# THE TASK:
Reproduce the listing exactly and skip over any pictures.

# GIVEN RECORDS:

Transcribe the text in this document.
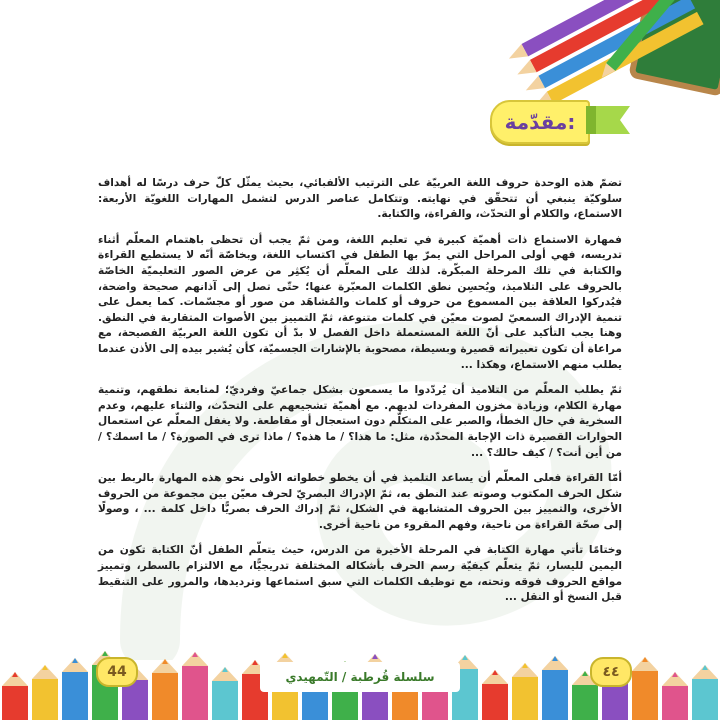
مقدّمة:

تضمّ هذه الوحدة حروف اللغة العربيّة على الترتيب الألفبائي، بحيث يمثّل كلّ حرف درسًا له أهداف سلوكيّة ينبغي أن تتحقّق في نهايته. وتتكامل عناصر الدرس لتشمل المهارات اللغويّة الأربعة: الاستماع، والكلام أو التحدّث، والقراءة، والكتابة.

فمهارة الاستماع ذات أهميّة كبيرة في تعليم اللغة، ومن ثمّ يجب أن تحظى باهتمام المعلّم أثناء تدريسه، فهي أولى المراحل التي يمرّ بها الطفل في اكتساب اللغة، وبخاصّة أنّه لا يستطيع القراءة والكتابة في تلك المرحلة المبكّرة. لذلك على المعلّم أن يُكثِر من عرض الصور التعليميّة الخاصّة بالحروف على التلاميذ، ويُحسِن نطق الكلمات المعبّرة عنها؛ حتّى تصل إلى آذانهم صحيحة واضحة، فيُدركوا العلاقة بين المسموع من حروف أو كلمات والمُشاهَد من صور أو مجسّمات. كما يعمل على تنمية الإدراك السمعيّ لصوت معيّن في كلمات متنوعة، ثمّ التمييز بين الأصوات المتقاربة في النطق. وهنا يجب التأكيد على أنّ اللغة المستعملة داخل الفصل لا بدّ أن تكون اللغة العربيّة الفصيحة، مع مراعاة أن تكون تعبيراته قصيرة وبسيطة، مصحوبة بالإشارات الجسميّة، كأن يُشير بيده إلى الأذن عندما يطلب منهم الاستماع، وهكذا ...

ثمّ يطلب المعلّم من التلاميذ أن يُردّدوا ما يسمعون بشكل جماعيّ وفرديّ؛ لمتابعة نطقهم، وتنمية مهارة الكلام، وزيادة مخزون المفردات لديهم. مع أهميّة تشجيعهم على التحدّث، والثناء عليهم، وعدم السخرية في حال الخطأ، والصبر على المتكلّم دون استعجال أو مقاطعة. ولا يغفل المعلّم عن استعمال الحوارات القصيرة ذات الإجابة المحدّدة، مثل: ما هذا؟ / ما هذه؟ / ماذا ترى في الصورة؟ / ما اسمك؟ / من أين أنت؟ / كيف حالك؟ ...

أمّا القراءة فعلى المعلّم أن يساعد التلميذ في أن يخطو خطواته الأولى نحو هذه المهارة بالربط بين شكل الحرف المكتوب وصوته عند النطق به، ثمّ الإدراك البصريّ لحرف معيّن بين مجموعة من الحروف الأخرى، والتمييز بين الحروف المتشابهة في الشكل، ثمّ إدراك الحرف بصريًّا داخل كلمة ... ، وصولًا إلى صحّة القراءة من ناحية، وفهم المقروء من ناحية أخرى.

وختامًا تأتي مهارة الكتابة في المرحلة الأخيرة من الدرس، حيث يتعلّم الطفل أنّ الكتابة تكون من اليمين لليسار، ثمّ يتعلّم كيفيّة رسم الحرف بأشكاله المختلفة تدريجيًّا، مع الالتزام بالسطر، وتمييز مواقع الحروف فوقه وتحته، مع توظيف الكلمات التي سبق استماعها وترديدها، والمرور على التنقيط قبل النسخ أو النقل ...

44	سلسلة قُرطبة / التّمهيدي	٤٤
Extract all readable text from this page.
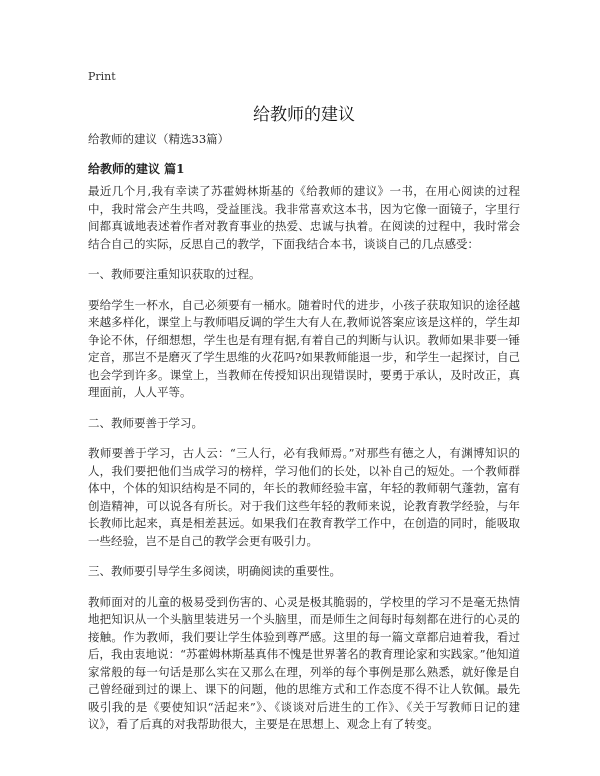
Print
给教师的建议

给教师的建议（精选33篇）

给教师的建议 篇1

最近几个月,我有幸读了苏霍姆林斯基的《给教师的建议》一书，在用心阅读的过程中，我时常会产生共鸣，受益匪浅。我非常喜欢这本书，因为它像一面镜子，字里行间都真诚地表述着作者对教育事业的热爱、忠诚与执着。在阅读的过程中，我时常会结合自己的实际，反思自己的教学，下面我结合本书，谈谈自己的几点感受：

一、教师要注重知识获取的过程。

要给学生一杯水，自己必须要有一桶水。随着时代的进步，小孩子获取知识的途径越来越多样化，课堂上与教师唱反调的学生大有人在,教师说答案应该是这样的，学生却争论不休，仔细想想，学生也是有理有据,有着自己的判断与认识。教师如果非要一锤定音，那岂不是磨灭了学生思维的火花吗?如果教师能退一步，和学生一起探讨，自己也会学到许多。课堂上，当教师在传授知识出现错误时，要勇于承认，及时改正，真理面前，人人平等。

二、教师要善于学习。

教师要善于学习，古人云：“三人行，必有我师焉。”对那些有德之人，有渊博知识的人，我们要把他们当成学习的榜样，学习他们的长处，以补自己的短处。一个教师群体中，个体的知识结构是不同的，年长的教师经验丰富，年轻的教师朝气蓬勃，富有创造精神，可以说各有所长。对于我们这些年轻的教师来说，论教育教学经验，与年长教师比起来，真是相差甚远。如果我们在教育教学工作中，在创造的同时，能吸取一些经验，岂不是自己的教学会更有吸引力。

三、教师要引导学生多阅读，明确阅读的重要性。

教师面对的儿童的极易受到伤害的、心灵是极其脆弱的，学校里的学习不是毫无热情地把知识从一个头脑里装进另一个头脑里，而是师生之间每时每刻都在进行的心灵的接触。作为教师，我们要让学生体验到尊严感。这里的每一篇文章都启迪着我，看过后，我由衷地说：“苏霍姆林斯基真伟不愧是世界著名的教育理论家和实践家。”他知道家常般的每一句话是那么实在又那么在理，列举的每个事例是那么熟悉，就好像是自己曾经碰到过的课上、课下的问题，他的思维方式和工作态度不得不让人钦佩。最先吸引我的是《要使知识“活起来”》、《谈谈对后进生的工作》、《关于写教师日记的建议》，看了后真的对我帮助很大，主要是在思想上、观念上有了转变。
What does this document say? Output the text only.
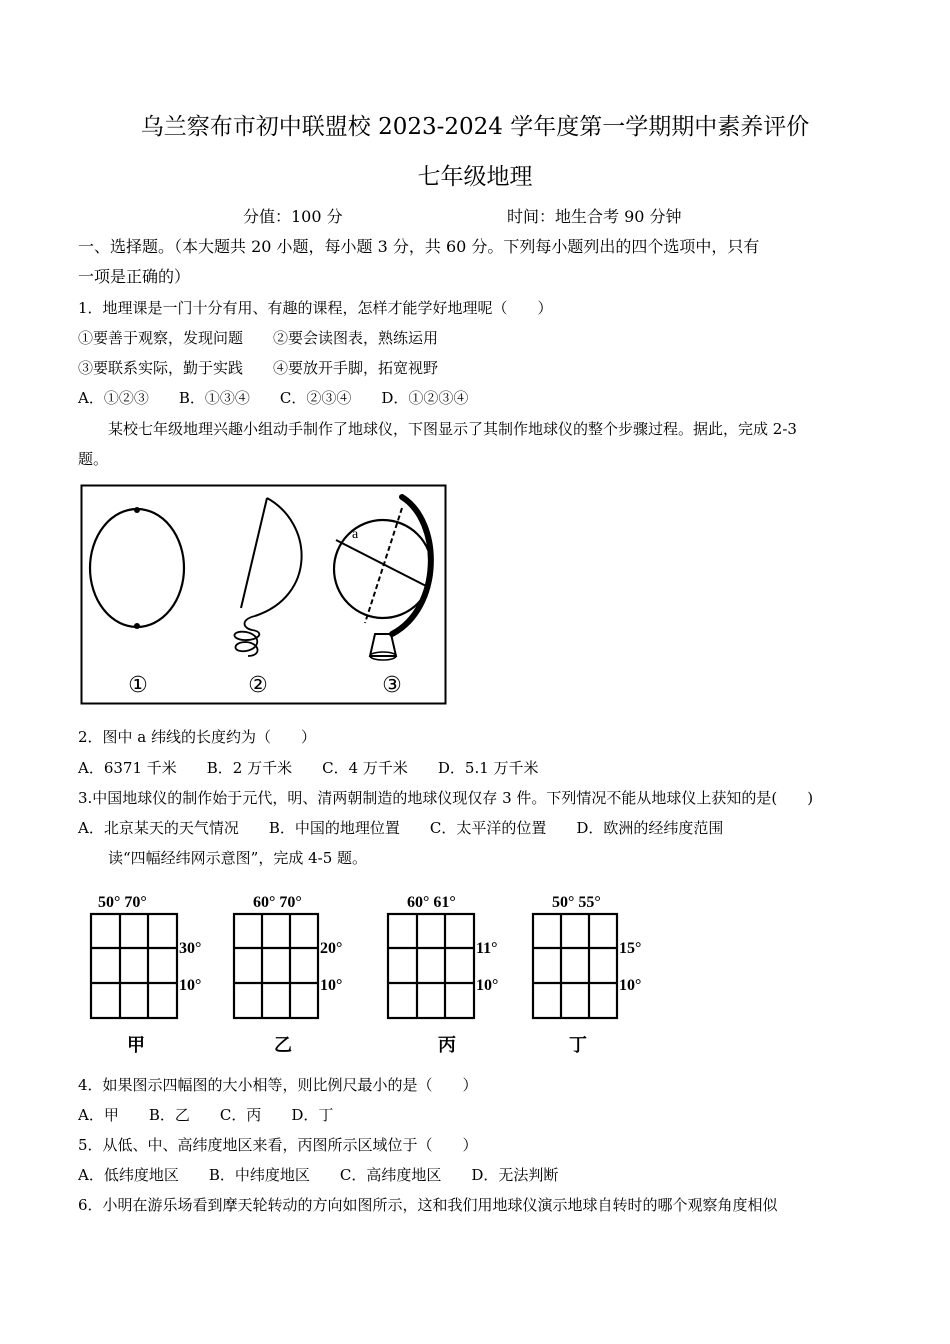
乌兰察布市初中联盟校 2023-2024 学年度第一学期期中素养评价
七年级地理
分值：100 分	时间：地生合考 90 分钟
一、选择题。（本大题共 20 小题，每小题 3 分，共 60 分。下列每小题列出的四个选项中，只有
一项是正确的）
1．地理课是一门十分有用、有趣的课程，怎样才能学好地理呢（　　）
①要善于观察，发现问题　　②要会读图表，熟练运用
③要联系实际，勤于实践　　④要放开手脚，拓宽视野
A．①②③　　B．①③④　　C．②③④　　D．①②③④
某校七年级地理兴趣小组动手制作了地球仪，下图显示了其制作地球仪的整个步骤过程。据此，完成 2-3
题。
a
①	②	③
2．图中 a 纬线的长度约为（　　）
A．6371 千米　　B．2 万千米　　C．4 万千米　　D．5.1 万千米
3.中国地球仪的制作始于元代，明、清两朝制造的地球仪现仅存 3 件。下列情况不能从地球仪上获知的是(　　)
A．北京某天的天气情况　　B．中国的地理位置　　C．太平洋的位置　　D．欧洲的经纬度范围
读“四幅经纬网示意图”，完成 4-5 题。
50° 70°
30°
10°
甲
60° 70°
20°
10°
乙
60° 61°
11°
10°
丙
50° 55°
15°
10°
丁
4．如果图示四幅图的大小相等，则比例尺最小的是（　　）
A．甲　　B．乙　　C．丙　　D．丁
5．从低、中、高纬度地区来看，丙图所示区域位于（　　）
A．低纬度地区　　B．中纬度地区　　C．高纬度地区　　D．无法判断
6．小明在游乐场看到摩天轮转动的方向如图所示，这和我们用地球仪演示地球自转时的哪个观察角度相似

# ANSWER TO THIS PROBLEM:
Transcribe the text in this document.
مقدّمة:

تضمّ هذه الوحدة حروف اللغة العربيّة على الترتيب الألفبائي، بحيث يمثّل كلّ حرف درسًا له أهداف سلوكيّة ينبغي أن تتحقّق في نهايته. وتتكامل عناصر الدرس لتشمل المهارات اللغويّة الأربعة: الاستماع، والكلام أو التحدّث، والقراءة، والكتابة.

فمهارة الاستماع ذات أهميّة كبيرة في تعليم اللغة، ومن ثمّ يجب أن تحظى باهتمام المعلّم أثناء تدريسه، فهي أولى المراحل التي يمرّ بها الطفل في اكتساب اللغة، وبخاصّة أنّه لا يستطيع القراءة والكتابة في تلك المرحلة المبكّرة. لذلك على المعلّم أن يُكثِر من عرض الصور التعليميّة الخاصّة بالحروف على التلاميذ، ويُحسِن نطق الكلمات المعبّرة عنها؛ حتّى تصل إلى آذانهم صحيحة واضحة، فيُدركوا العلاقة بين المسموع من حروف أو كلمات والمُشاهَد من صور أو مجسّمات. كما يعمل على تنمية الإدراك السمعيّ لصوت معيّن في كلمات متنوعة، ثمّ التمييز بين الأصوات المتقاربة في النطق. وهنا يجب التأكيد على أنّ اللغة المستعملة داخل الفصل لا بدّ أن تكون اللغة العربيّة الفصيحة، مع مراعاة أن تكون تعبيراته قصيرة وبسيطة، مصحوبة بالإشارات الجسميّة، كأن يُشير بيده إلى الأذن عندما يطلب منهم الاستماع، وهكذا ...

ثمّ يطلب المعلّم من التلاميذ أن يُردّدوا ما يسمعون بشكل جماعيّ وفرديّ؛ لمتابعة نطقهم، وتنمية مهارة الكلام، وزيادة مخزون المفردات لديهم. مع أهميّة تشجيعهم على التحدّث، والثناء عليهم، وعدم السخرية في حال الخطأ، والصبر على المتكلّم دون استعجال أو مقاطعة. ولا يغفل المعلّم عن استعمال الحوارات القصيرة ذات الإجابة المحدّدة، مثل: ما هذا؟ / ما هذه؟ / ماذا ترى في الصورة؟ / ما اسمك؟ / من أين أنت؟ / كيف حالك؟ ...

أمّا القراءة فعلى المعلّم أن يساعد التلميذ في أن يخطو خطواته الأولى نحو هذه المهارة بالربط بين شكل الحرف المكتوب وصوته عند النطق به، ثمّ الإدراك البصريّ لحرف معيّن بين مجموعة من الحروف الأخرى، والتمييز بين الحروف المتشابهة في الشكل، ثمّ إدراك الحرف بصريًّا داخل كلمة ... ، وصولًا إلى صحّة القراءة من ناحية، وفهم المقروء من ناحية أخرى.

وختامًا تأتي مهارة الكتابة في المرحلة الأخيرة من الدرس، حيث يتعلّم الطفل أنّ الكتابة تكون من اليمين لليسار، ثمّ يتعلّم كيفيّة رسم الحرف بأشكاله المختلفة تدريجيًّا، مع الالتزام بالسطر، وتمييز مواقع الحروف فوقه وتحته، مع توظيف الكلمات التي سبق استماعها وترديدها، والمرور على التنقيط قبل النسخ أو النقل ...

44	سلسلة قُرطبة / التّمهيدي	٤٤
Extract all readable text from this page.
Print
给教师的建议

给教师的建议（精选33篇）

给教师的建议 篇1

最近几个月,我有幸读了苏霍姆林斯基的《给教师的建议》一书，在用心阅读的过程中，我时常会产生共鸣，受益匪浅。我非常喜欢这本书，因为它像一面镜子，字里行间都真诚地表述着作者对教育事业的热爱、忠诚与执着。在阅读的过程中，我时常会结合自己的实际，反思自己的教学，下面我结合本书，谈谈自己的几点感受：

一、教师要注重知识获取的过程。

要给学生一杯水，自己必须要有一桶水。随着时代的进步，小孩子获取知识的途径越来越多样化，课堂上与教师唱反调的学生大有人在,教师说答案应该是这样的，学生却争论不休，仔细想想，学生也是有理有据,有着自己的判断与认识。教师如果非要一锤定音，那岂不是磨灭了学生思维的火花吗?如果教师能退一步，和学生一起探讨，自己也会学到许多。课堂上，当教师在传授知识出现错误时，要勇于承认，及时改正，真理面前，人人平等。

二、教师要善于学习。

教师要善于学习，古人云：“三人行，必有我师焉。”对那些有德之人，有渊博知识的人，我们要把他们当成学习的榜样，学习他们的长处，以补自己的短处。一个教师群体中，个体的知识结构是不同的，年长的教师经验丰富，年轻的教师朝气蓬勃，富有创造精神，可以说各有所长。对于我们这些年轻的教师来说，论教育教学经验，与年长教师比起来，真是相差甚远。如果我们在教育教学工作中，在创造的同时，能吸取一些经验，岂不是自己的教学会更有吸引力。

三、教师要引导学生多阅读，明确阅读的重要性。

教师面对的儿童的极易受到伤害的、心灵是极其脆弱的，学校里的学习不是毫无热情地把知识从一个头脑里装进另一个头脑里，而是师生之间每时每刻都在进行的心灵的接触。作为教师，我们要让学生体验到尊严感。这里的每一篇文章都启迪着我，看过后，我由衷地说：“苏霍姆林斯基真伟不愧是世界著名的教育理论家和实践家。”他知道家常般的每一句话是那么实在又那么在理，列举的每个事例是那么熟悉，就好像是自己曾经碰到过的课上、课下的问题，他的思维方式和工作态度不得不让人钦佩。最先吸引我的是《要使知识“活起来”》、《谈谈对后进生的工作》、《关于写教师日记的建议》，看了后真的对我帮助很大，主要是在思想上、观念上有了转变。
What does this document say? Output the text only.
乌兰察布市初中联盟校 2023-2024 学年度第一学期期中素养评价
七年级地理
分值：100 分	时间：地生合考 90 分钟
一、选择题。（本大题共 20 小题，每小题 3 分，共 60 分。下列每小题列出的四个选项中，只有
一项是正确的）
1．地理课是一门十分有用、有趣的课程，怎样才能学好地理呢（　　）
①要善于观察，发现问题　　②要会读图表，熟练运用
③要联系实际，勤于实践　　④要放开手脚，拓宽视野
A．①②③　　B．①③④　　C．②③④　　D．①②③④
某校七年级地理兴趣小组动手制作了地球仪，下图显示了其制作地球仪的整个步骤过程。据此，完成 2-3
题。
a
①	②	③
2．图中 a 纬线的长度约为（　　）
A．6371 千米　　B．2 万千米　　C．4 万千米　　D．5.1 万千米
3.中国地球仪的制作始于元代，明、清两朝制造的地球仪现仅存 3 件。下列情况不能从地球仪上获知的是(　　)
A．北京某天的天气情况　　B．中国的地理位置　　C．太平洋的位置　　D．欧洲的经纬度范围
读“四幅经纬网示意图”，完成 4-5 题。
50° 70°
30°
10°
甲
60° 70°
20°
10°
乙
60° 61°
11°
10°
丙
50° 55°
15°
10°
丁
4．如果图示四幅图的大小相等，则比例尺最小的是（　　）
A．甲　　B．乙　　C．丙　　D．丁
5．从低、中、高纬度地区来看，丙图所示区域位于（　　）
A．低纬度地区　　B．中纬度地区　　C．高纬度地区　　D．无法判断
6．小明在游乐场看到摩天轮转动的方向如图所示，这和我们用地球仪演示地球自转时的哪个观察角度相似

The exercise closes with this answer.